> [SET PROBLEM]
Pictures in the data below are not part of the copy; transcribe everything else exactly.

-------------------------

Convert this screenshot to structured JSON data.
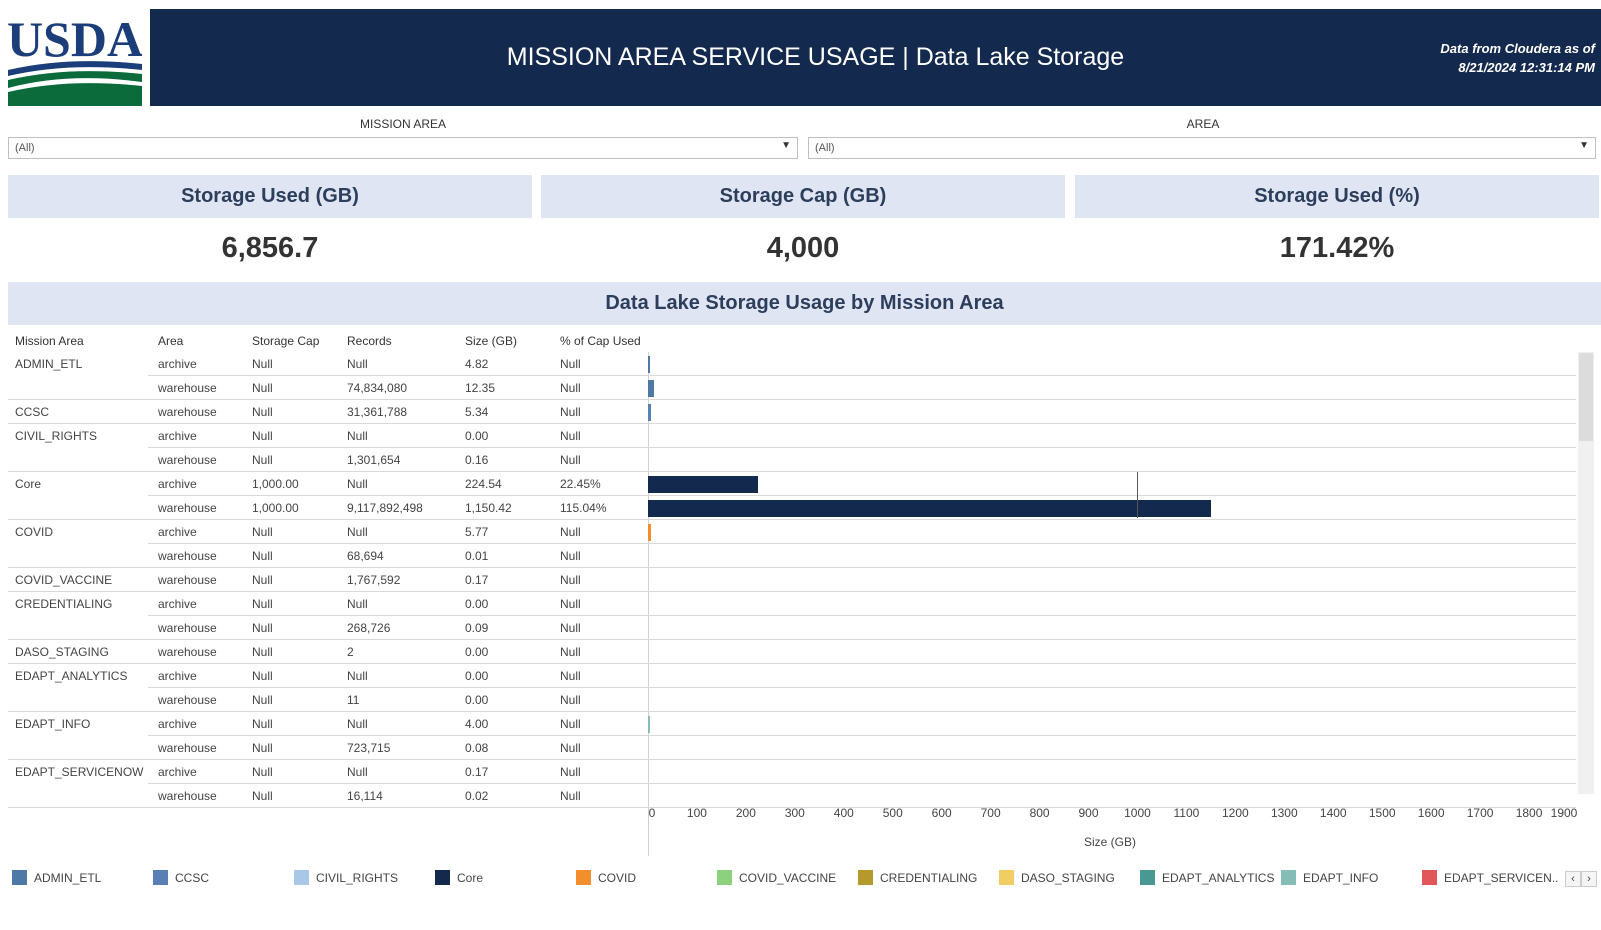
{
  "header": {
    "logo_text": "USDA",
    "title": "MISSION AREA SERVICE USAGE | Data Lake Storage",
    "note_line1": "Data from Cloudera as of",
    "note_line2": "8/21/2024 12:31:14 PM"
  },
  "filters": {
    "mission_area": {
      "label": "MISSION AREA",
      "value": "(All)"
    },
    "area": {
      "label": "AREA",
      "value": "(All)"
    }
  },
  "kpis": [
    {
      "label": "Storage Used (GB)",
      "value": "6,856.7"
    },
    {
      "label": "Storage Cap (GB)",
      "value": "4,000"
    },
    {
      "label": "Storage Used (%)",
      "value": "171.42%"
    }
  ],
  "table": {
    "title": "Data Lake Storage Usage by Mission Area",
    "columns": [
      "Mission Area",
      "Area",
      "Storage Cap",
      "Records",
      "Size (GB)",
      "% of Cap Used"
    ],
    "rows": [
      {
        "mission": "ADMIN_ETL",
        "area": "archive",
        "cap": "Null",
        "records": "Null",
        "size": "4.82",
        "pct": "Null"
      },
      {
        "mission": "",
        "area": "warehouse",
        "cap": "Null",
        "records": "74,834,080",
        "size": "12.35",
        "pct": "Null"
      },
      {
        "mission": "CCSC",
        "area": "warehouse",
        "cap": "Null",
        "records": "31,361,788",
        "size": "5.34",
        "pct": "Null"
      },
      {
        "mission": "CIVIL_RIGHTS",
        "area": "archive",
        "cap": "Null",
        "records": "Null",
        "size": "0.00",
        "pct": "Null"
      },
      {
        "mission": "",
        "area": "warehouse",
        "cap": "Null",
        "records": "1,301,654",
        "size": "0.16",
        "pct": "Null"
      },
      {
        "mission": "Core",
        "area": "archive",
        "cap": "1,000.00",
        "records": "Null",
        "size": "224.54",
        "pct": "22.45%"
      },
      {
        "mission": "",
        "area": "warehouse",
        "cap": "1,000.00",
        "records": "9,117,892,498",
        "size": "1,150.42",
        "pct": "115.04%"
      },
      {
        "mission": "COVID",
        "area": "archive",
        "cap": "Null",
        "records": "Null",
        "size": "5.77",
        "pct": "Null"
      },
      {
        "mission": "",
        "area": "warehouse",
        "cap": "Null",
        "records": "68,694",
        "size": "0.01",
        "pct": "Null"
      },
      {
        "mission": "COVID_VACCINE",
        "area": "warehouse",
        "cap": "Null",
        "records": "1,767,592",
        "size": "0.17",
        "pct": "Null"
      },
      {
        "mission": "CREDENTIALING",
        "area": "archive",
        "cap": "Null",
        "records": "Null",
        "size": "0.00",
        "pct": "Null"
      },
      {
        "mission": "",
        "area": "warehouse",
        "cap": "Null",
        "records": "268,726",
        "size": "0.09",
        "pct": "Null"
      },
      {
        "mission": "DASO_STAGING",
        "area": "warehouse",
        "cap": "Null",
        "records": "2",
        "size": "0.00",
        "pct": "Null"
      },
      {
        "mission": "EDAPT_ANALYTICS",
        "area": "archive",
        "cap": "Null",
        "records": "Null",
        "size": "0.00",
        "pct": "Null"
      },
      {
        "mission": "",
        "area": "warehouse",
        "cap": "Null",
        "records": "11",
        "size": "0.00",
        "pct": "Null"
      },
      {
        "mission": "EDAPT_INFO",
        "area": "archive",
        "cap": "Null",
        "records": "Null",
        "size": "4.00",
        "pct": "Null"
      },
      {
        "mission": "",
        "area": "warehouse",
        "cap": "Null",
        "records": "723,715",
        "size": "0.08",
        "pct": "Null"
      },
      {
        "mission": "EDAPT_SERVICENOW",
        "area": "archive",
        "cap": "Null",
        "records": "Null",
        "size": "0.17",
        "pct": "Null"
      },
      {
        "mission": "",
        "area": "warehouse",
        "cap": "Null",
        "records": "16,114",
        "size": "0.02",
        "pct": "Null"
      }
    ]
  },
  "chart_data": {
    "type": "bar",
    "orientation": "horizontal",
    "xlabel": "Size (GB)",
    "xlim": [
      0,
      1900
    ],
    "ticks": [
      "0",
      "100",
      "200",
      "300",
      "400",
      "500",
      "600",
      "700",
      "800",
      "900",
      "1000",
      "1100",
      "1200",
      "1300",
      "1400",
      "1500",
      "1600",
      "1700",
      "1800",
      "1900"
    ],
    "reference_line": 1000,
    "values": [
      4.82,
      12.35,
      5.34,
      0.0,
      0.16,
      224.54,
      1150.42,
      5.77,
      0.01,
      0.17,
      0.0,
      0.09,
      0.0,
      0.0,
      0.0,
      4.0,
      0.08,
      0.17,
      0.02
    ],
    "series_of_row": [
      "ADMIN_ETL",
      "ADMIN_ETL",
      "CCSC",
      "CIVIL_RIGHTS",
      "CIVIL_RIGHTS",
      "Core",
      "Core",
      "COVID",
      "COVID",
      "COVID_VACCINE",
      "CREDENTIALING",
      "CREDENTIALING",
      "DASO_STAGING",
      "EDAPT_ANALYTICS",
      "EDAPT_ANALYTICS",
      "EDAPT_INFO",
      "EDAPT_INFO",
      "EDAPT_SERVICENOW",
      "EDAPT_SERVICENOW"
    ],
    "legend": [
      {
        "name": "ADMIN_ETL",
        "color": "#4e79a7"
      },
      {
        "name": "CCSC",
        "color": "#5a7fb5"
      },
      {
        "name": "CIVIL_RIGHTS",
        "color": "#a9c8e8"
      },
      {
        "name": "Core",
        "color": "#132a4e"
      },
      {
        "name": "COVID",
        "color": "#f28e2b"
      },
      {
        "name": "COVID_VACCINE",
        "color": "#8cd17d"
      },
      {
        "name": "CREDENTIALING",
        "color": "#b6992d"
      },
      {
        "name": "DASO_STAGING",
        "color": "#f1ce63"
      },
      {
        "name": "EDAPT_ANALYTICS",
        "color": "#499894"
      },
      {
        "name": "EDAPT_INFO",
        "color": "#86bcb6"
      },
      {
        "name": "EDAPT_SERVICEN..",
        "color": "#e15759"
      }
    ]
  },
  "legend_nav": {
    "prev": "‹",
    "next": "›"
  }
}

-------------------------

> [SOLUTION TO THIS EXERCISE]
Convert this screenshot to structured JSON data.
{
  "header": {
    "logo_text": "USDA",
    "title": "MISSION AREA SERVICE USAGE | Data Lake Storage",
    "note_line1": "Data from Cloudera as of",
    "note_line2": "8/21/2024 12:31:14 PM"
  },
  "filters": {
    "mission_area": {
      "label": "MISSION AREA",
      "value": "(All)"
    },
    "area": {
      "label": "AREA",
      "value": "(All)"
    }
  },
  "kpis": [
    {
      "label": "Storage Used (GB)",
      "value": "6,856.7"
    },
    {
      "label": "Storage Cap (GB)",
      "value": "4,000"
    },
    {
      "label": "Storage Used (%)",
      "value": "171.42%"
    }
  ],
  "table": {
    "title": "Data Lake Storage Usage by Mission Area",
    "columns": [
      "Mission Area",
      "Area",
      "Storage Cap",
      "Records",
      "Size (GB)",
      "% of Cap Used"
    ],
    "rows": [
      {
        "mission": "ADMIN_ETL",
        "area": "archive",
        "cap": "Null",
        "records": "Null",
        "size": "4.82",
        "pct": "Null"
      },
      {
        "mission": "",
        "area": "warehouse",
        "cap": "Null",
        "records": "74,834,080",
        "size": "12.35",
        "pct": "Null"
      },
      {
        "mission": "CCSC",
        "area": "warehouse",
        "cap": "Null",
        "records": "31,361,788",
        "size": "5.34",
        "pct": "Null"
      },
      {
        "mission": "CIVIL_RIGHTS",
        "area": "archive",
        "cap": "Null",
        "records": "Null",
        "size": "0.00",
        "pct": "Null"
      },
      {
        "mission": "",
        "area": "warehouse",
        "cap": "Null",
        "records": "1,301,654",
        "size": "0.16",
        "pct": "Null"
      },
      {
        "mission": "Core",
        "area": "archive",
        "cap": "1,000.00",
        "records": "Null",
        "size": "224.54",
        "pct": "22.45%"
      },
      {
        "mission": "",
        "area": "warehouse",
        "cap": "1,000.00",
        "records": "9,117,892,498",
        "size": "1,150.42",
        "pct": "115.04%"
      },
      {
        "mission": "COVID",
        "area": "archive",
        "cap": "Null",
        "records": "Null",
        "size": "5.77",
        "pct": "Null"
      },
      {
        "mission": "",
        "area": "warehouse",
        "cap": "Null",
        "records": "68,694",
        "size": "0.01",
        "pct": "Null"
      },
      {
        "mission": "COVID_VACCINE",
        "area": "warehouse",
        "cap": "Null",
        "records": "1,767,592",
        "size": "0.17",
        "pct": "Null"
      },
      {
        "mission": "CREDENTIALING",
        "area": "archive",
        "cap": "Null",
        "records": "Null",
        "size": "0.00",
        "pct": "Null"
      },
      {
        "mission": "",
        "area": "warehouse",
        "cap": "Null",
        "records": "268,726",
        "size": "0.09",
        "pct": "Null"
      },
      {
        "mission": "DASO_STAGING",
        "area": "warehouse",
        "cap": "Null",
        "records": "2",
        "size": "0.00",
        "pct": "Null"
      },
      {
        "mission": "EDAPT_ANALYTICS",
        "area": "archive",
        "cap": "Null",
        "records": "Null",
        "size": "0.00",
        "pct": "Null"
      },
      {
        "mission": "",
        "area": "warehouse",
        "cap": "Null",
        "records": "11",
        "size": "0.00",
        "pct": "Null"
      },
      {
        "mission": "EDAPT_INFO",
        "area": "archive",
        "cap": "Null",
        "records": "Null",
        "size": "4.00",
        "pct": "Null"
      },
      {
        "mission": "",
        "area": "warehouse",
        "cap": "Null",
        "records": "723,715",
        "size": "0.08",
        "pct": "Null"
      },
      {
        "mission": "EDAPT_SERVICENOW",
        "area": "archive",
        "cap": "Null",
        "records": "Null",
        "size": "0.17",
        "pct": "Null"
      },
      {
        "mission": "",
        "area": "warehouse",
        "cap": "Null",
        "records": "16,114",
        "size": "0.02",
        "pct": "Null"
      }
    ]
  },
  "chart_data": {
    "type": "bar",
    "orientation": "horizontal",
    "xlabel": "Size (GB)",
    "xlim": [
      0,
      1900
    ],
    "ticks": [
      "0",
      "100",
      "200",
      "300",
      "400",
      "500",
      "600",
      "700",
      "800",
      "900",
      "1000",
      "1100",
      "1200",
      "1300",
      "1400",
      "1500",
      "1600",
      "1700",
      "1800",
      "1900"
    ],
    "reference_line": 1000,
    "values": [
      4.82,
      12.35,
      5.34,
      0.0,
      0.16,
      224.54,
      1150.42,
      5.77,
      0.01,
      0.17,
      0.0,
      0.09,
      0.0,
      0.0,
      0.0,
      4.0,
      0.08,
      0.17,
      0.02
    ],
    "series_of_row": [
      "ADMIN_ETL",
      "ADMIN_ETL",
      "CCSC",
      "CIVIL_RIGHTS",
      "CIVIL_RIGHTS",
      "Core",
      "Core",
      "COVID",
      "COVID",
      "COVID_VACCINE",
      "CREDENTIALING",
      "CREDENTIALING",
      "DASO_STAGING",
      "EDAPT_ANALYTICS",
      "EDAPT_ANALYTICS",
      "EDAPT_INFO",
      "EDAPT_INFO",
      "EDAPT_SERVICENOW",
      "EDAPT_SERVICENOW"
    ],
    "legend": [
      {
        "name": "ADMIN_ETL",
        "color": "#4e79a7"
      },
      {
        "name": "CCSC",
        "color": "#5a7fb5"
      },
      {
        "name": "CIVIL_RIGHTS",
        "color": "#a9c8e8"
      },
      {
        "name": "Core",
        "color": "#132a4e"
      },
      {
        "name": "COVID",
        "color": "#f28e2b"
      },
      {
        "name": "COVID_VACCINE",
        "color": "#8cd17d"
      },
      {
        "name": "CREDENTIALING",
        "color": "#b6992d"
      },
      {
        "name": "DASO_STAGING",
        "color": "#f1ce63"
      },
      {
        "name": "EDAPT_ANALYTICS",
        "color": "#499894"
      },
      {
        "name": "EDAPT_INFO",
        "color": "#86bcb6"
      },
      {
        "name": "EDAPT_SERVICEN..",
        "color": "#e15759"
      }
    ]
  },
  "legend_nav": {
    "prev": "‹",
    "next": "›"
  }
}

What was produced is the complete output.